Retype all of the data. Every line must match exactly.

— begin RECORDS FOR THE TASK —

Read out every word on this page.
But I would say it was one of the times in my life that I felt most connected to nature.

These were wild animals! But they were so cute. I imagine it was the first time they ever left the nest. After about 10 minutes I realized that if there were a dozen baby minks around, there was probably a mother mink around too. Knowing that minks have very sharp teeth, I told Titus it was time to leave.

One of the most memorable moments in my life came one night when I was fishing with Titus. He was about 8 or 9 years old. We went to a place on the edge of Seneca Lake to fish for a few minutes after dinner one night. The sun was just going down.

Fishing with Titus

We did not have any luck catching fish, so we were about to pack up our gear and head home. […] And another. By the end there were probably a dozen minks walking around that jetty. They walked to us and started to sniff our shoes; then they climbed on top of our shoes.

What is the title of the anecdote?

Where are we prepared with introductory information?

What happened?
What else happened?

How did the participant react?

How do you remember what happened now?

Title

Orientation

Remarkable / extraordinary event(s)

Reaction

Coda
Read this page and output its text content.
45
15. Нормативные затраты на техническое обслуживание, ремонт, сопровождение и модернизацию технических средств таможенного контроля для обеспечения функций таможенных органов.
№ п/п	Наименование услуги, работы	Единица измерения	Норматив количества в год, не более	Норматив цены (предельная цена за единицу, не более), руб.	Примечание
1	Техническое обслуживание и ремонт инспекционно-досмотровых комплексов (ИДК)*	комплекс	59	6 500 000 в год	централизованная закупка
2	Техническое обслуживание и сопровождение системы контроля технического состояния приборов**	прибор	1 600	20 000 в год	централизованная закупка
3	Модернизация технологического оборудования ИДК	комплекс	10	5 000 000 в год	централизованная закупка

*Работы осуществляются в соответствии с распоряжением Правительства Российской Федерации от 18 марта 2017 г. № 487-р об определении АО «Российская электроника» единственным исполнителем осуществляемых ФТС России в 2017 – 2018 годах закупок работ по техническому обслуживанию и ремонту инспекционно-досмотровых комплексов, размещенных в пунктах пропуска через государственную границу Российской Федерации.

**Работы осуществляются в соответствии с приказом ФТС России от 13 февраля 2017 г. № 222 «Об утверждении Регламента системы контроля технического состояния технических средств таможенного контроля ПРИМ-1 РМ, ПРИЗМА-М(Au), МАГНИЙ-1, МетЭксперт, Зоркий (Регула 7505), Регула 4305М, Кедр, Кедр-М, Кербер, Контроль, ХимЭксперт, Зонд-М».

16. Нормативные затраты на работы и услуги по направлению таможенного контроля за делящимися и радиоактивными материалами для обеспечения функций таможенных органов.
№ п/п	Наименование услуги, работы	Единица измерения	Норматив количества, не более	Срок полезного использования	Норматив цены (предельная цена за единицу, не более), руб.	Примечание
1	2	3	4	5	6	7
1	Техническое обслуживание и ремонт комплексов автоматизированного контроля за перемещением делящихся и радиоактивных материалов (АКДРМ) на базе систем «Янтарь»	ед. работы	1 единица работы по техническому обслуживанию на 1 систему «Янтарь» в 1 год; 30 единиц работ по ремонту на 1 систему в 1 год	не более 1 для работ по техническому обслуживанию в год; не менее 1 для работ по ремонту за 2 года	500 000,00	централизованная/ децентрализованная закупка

— end RECORDS FOR THE TASK —

> COMPLETE OUTPUT:
Read out every word on this page.
But I would say it was one of the times in my life that I felt most connected to nature.

These were wild animals! But they were so cute. I imagine it was the first time they ever left the nest. After about 10 minutes I realized that if there were a dozen baby minks around, there was probably a mother mink around too. Knowing that minks have very sharp teeth, I told Titus it was time to leave.

One of the most memorable moments in my life came one night when I was fishing with Titus. He was about 8 or 9 years old. We went to a place on the edge of Seneca Lake to fish for a few minutes after dinner one night. The sun was just going down.

Fishing with Titus

We did not have any luck catching fish, so we were about to pack up our gear and head home. […] And another. By the end there were probably a dozen minks walking around that jetty. They walked to us and started to sniff our shoes; then they climbed on top of our shoes.

What is the title of the anecdote?

Where are we prepared with introductory information?

What happened?
What else happened?

How did the participant react?

How do you remember what happened now?

Title

Orientation

Remarkable / extraordinary event(s)

Reaction

Coda
Read this page and output its text content.
45
15. Нормативные затраты на техническое обслуживание, ремонт, сопровождение и модернизацию технических средств таможенного контроля для обеспечения функций таможенных органов.
№ п/п	Наименование услуги, работы	Единица измерения	Норматив количества в год, не более	Норматив цены (предельная цена за единицу, не более), руб.	Примечание
1	Техническое обслуживание и ремонт инспекционно-досмотровых комплексов (ИДК)*	комплекс	59	6 500 000 в год	централизованная закупка
2	Техническое обслуживание и сопровождение системы контроля технического состояния приборов**	прибор	1 600	20 000 в год	централизованная закупка
3	Модернизация технологического оборудования ИДК	комплекс	10	5 000 000 в год	централизованная закупка

*Работы осуществляются в соответствии с распоряжением Правительства Российской Федерации от 18 марта 2017 г. № 487-р об определении АО «Российская электроника» единственным исполнителем осуществляемых ФТС России в 2017 – 2018 годах закупок работ по техническому обслуживанию и ремонту инспекционно-досмотровых комплексов, размещенных в пунктах пропуска через государственную границу Российской Федерации.

**Работы осуществляются в соответствии с приказом ФТС России от 13 февраля 2017 г. № 222 «Об утверждении Регламента системы контроля технического состояния технических средств таможенного контроля ПРИМ-1 РМ, ПРИЗМА-М(Au), МАГНИЙ-1, МетЭксперт, Зоркий (Регула 7505), Регула 4305М, Кедр, Кедр-М, Кербер, Контроль, ХимЭксперт, Зонд-М».

16. Нормативные затраты на работы и услуги по направлению таможенного контроля за делящимися и радиоактивными материалами для обеспечения функций таможенных органов.
№ п/п	Наименование услуги, работы	Единица измерения	Норматив количества, не более	Срок полезного использования	Норматив цены (предельная цена за единицу, не более), руб.	Примечание
1	2	3	4	5	6	7
1	Техническое обслуживание и ремонт комплексов автоматизированного контроля за перемещением делящихся и радиоактивных материалов (АКДРМ) на базе систем «Янтарь»	ед. работы	1 единица работы по техническому обслуживанию на 1 систему «Янтарь» в 1 год; 30 единиц работ по ремонту на 1 систему в 1 год	не более 1 для работ по техническому обслуживанию в год; не менее 1 для работ по ремонту за 2 года	500 000,00	централизованная/ децентрализованная закупка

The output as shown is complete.